**Text shown**.
***
Not much of a Bond fan but I would like to read a biography of Ian Fleming at some stage as he led a fascinating life I believe. There's also a book of his letters, The Man With the Golden Typewriter, that looks rather interesting.

Sergio (Tipping My Fedora) said...

I haven't read this one in decades - I remember liking the freshness of the writing and really enjoying the vivid descriptions of places but can well imagine that other aspects have, to be kind, aged badly. As I recall the movie has almost nothing to do with the book - indeed, LICENCE TO KILL with Timothy Dalton and FOR YOUR EYES ONLY with Roger Moore are much closer to the book that this is! Very minor trivia (yup, I'm a bond movie nut), Llewelyn last played Q (or Major Boothroyd) in THE WORLD IS NOT ENOUGH (released in 1999, shortly before his death in a car accident)- in DIE ANOTHER DAY (2002) we had John Cleese reprise his role as R.

Anonymous said...

This one does have some vivid place descriptions, Tracy, and I agree that the plot would really appeal to people who like those fast-paced, perhaps-not-totally-credible sorts of thriller. But you're right about those insinuations about blacks; they make me wince, too...

TracyK said...

You are correct, Sergio, on Llewelyn's last appearance. My eye just went one too far in the list I was using. And I spelled his name wrong. I will fix that soon.

Q is one of my favorite characters of all time, so I am going to enjoy watching some of the Roger Moore movies that I have not seen.

The story in the movie was generally the same (in outline) but used different locations and motivations, and added a lot of Bond girls.
***
**Required work**.
a - In the comment thread, which film was Llewelyn's last appearance as Q?
b - Using the comment thread, explain how TracyK came to give the wrong film for Llewelyn's last appearance.
c - Rewrite the passage of the comment thread that begins at "You are correct, Sergio, on" and stops after "fix that soon.", swapping "list" for "table".

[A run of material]
***
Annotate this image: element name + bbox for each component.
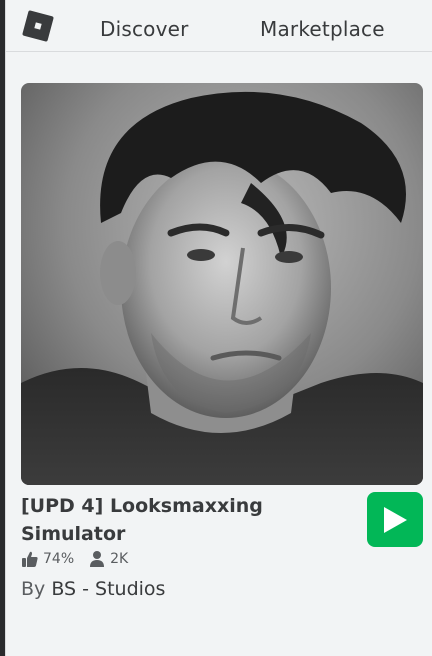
nav-marketplace-link[interactable]: Marketplace <box>260 17 385 41</box>
creator-name-link[interactable]: BS - Studios <box>51 578 165 600</box>
game-stats: 74% 2K <box>21 548 142 570</box>
game-creator: By BS - Studios <box>21 578 165 600</box>
game-thumbnail[interactable] <box>21 83 423 485</box>
roblox-logo-icon[interactable] <box>21 9 55 43</box>
play-icon <box>384 506 407 533</box>
game-title[interactable]: [UPD 4] Looksmaxxing Simulator <box>21 492 341 548</box>
creator-prefix: By <box>21 578 46 600</box>
person-icon <box>90 551 105 567</box>
play-button[interactable] <box>367 492 423 547</box>
app-window: Discover Marketplace [UPD 4] Looksmaxxin… <box>5 0 432 656</box>
players-value: 2K <box>110 551 129 567</box>
rating-value: 74% <box>43 551 75 567</box>
top-navigation-bar: Discover Marketplace <box>6 0 432 52</box>
players-stat: 2K <box>88 550 128 568</box>
rating-stat: 74% <box>21 550 74 568</box>
thumbs-up-icon <box>22 551 38 567</box>
nav-discover-link[interactable]: Discover <box>100 17 189 41</box>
***
**Expected responses**.
a - THE WORLD IS NOT ENOUGH, released in 1999.

b - Her eye went one entry too far in the list she was using. That is how she picked the wrong film.

c -
You are correct, Sergio, on Llewelyn's last appearance. My eye just went one too far in the table I was using. And I spelled his name wrong. I will fix that soon.